## Goal of the exercise
Identify every line in the records below that contains the word "انتهى", and reproduce each one.

## Given records
▬▬▬▬▬▬

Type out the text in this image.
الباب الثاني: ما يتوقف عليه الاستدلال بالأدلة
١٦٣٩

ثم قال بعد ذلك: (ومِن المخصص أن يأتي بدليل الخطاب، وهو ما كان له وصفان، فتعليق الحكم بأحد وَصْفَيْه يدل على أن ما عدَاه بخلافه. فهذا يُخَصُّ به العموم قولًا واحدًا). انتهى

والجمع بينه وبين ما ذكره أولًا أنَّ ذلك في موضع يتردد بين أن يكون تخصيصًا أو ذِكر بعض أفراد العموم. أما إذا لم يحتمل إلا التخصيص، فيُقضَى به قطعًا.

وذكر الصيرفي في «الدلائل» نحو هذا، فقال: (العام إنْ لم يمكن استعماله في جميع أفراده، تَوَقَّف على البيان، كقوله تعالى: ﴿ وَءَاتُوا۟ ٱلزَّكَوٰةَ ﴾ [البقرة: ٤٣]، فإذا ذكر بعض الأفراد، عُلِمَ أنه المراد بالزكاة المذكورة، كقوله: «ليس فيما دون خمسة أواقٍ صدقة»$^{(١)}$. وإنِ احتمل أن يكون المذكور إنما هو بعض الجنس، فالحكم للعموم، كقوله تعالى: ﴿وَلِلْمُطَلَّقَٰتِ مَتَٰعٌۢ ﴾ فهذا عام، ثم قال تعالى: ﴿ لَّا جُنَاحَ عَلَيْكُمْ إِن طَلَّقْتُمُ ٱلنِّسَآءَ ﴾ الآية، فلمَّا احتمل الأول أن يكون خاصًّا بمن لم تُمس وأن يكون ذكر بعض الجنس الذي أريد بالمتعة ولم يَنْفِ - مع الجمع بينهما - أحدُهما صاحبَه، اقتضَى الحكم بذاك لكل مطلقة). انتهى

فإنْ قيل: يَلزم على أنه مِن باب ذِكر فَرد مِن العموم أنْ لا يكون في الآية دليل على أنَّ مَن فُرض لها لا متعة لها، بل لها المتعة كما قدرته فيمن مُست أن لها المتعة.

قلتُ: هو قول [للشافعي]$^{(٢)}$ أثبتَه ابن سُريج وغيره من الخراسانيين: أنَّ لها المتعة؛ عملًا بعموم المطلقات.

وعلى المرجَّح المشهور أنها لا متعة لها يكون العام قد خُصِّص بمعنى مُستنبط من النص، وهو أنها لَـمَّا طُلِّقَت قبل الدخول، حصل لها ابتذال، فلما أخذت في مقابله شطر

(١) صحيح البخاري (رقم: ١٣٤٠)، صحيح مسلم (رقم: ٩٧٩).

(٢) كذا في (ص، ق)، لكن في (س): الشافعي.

▬▬▬▬▬▬

## Result of this task
ثم قال بعد ذلك: (ومِن المخصص أن يأتي بدليل الخطاب، وهو ما كان له وصفان، فتعليق الحكم بأحد وَصْفَيْه يدل على أن ما عدَاه بخلافه. فهذا يُخَصُّ به العموم قولًا واحدًا). انتهى
وذكر الصيرفي في «الدلائل» نحو هذا، فقال: (العام إنْ لم يمكن استعماله في جميع أفراده، تَوَقَّف على البيان، كقوله تعالى: ﴿ وَءَاتُوا۟ ٱلزَّكَوٰةَ ﴾ [البقرة: ٤٣]، فإذا ذكر بعض الأفراد، عُلِمَ أنه المراد بالزكاة المذكورة، كقوله: «ليس فيما دون خمسة أواقٍ صدقة»$^{(١)}$. وإنِ احتمل أن يكون المذكور إنما هو بعض الجنس، فالحكم للعموم، كقوله تعالى: ﴿وَلِلْمُطَلَّقَٰتِ مَتَٰعٌۢ ﴾ فهذا عام، ثم قال تعالى: ﴿ لَّا جُنَاحَ عَلَيْكُمْ إِن طَلَّقْتُمُ ٱلنِّسَآءَ ﴾ الآية، فلمَّا احتمل الأول أن يكون خاصًّا بمن لم تُمس وأن يكون ذكر بعض الجنس الذي أريد بالمتعة ولم يَنْفِ - مع الجمع بينهما - أحدُهما صاحبَه، اقتضَى الحكم بذاك لكل مطلقة). انتهى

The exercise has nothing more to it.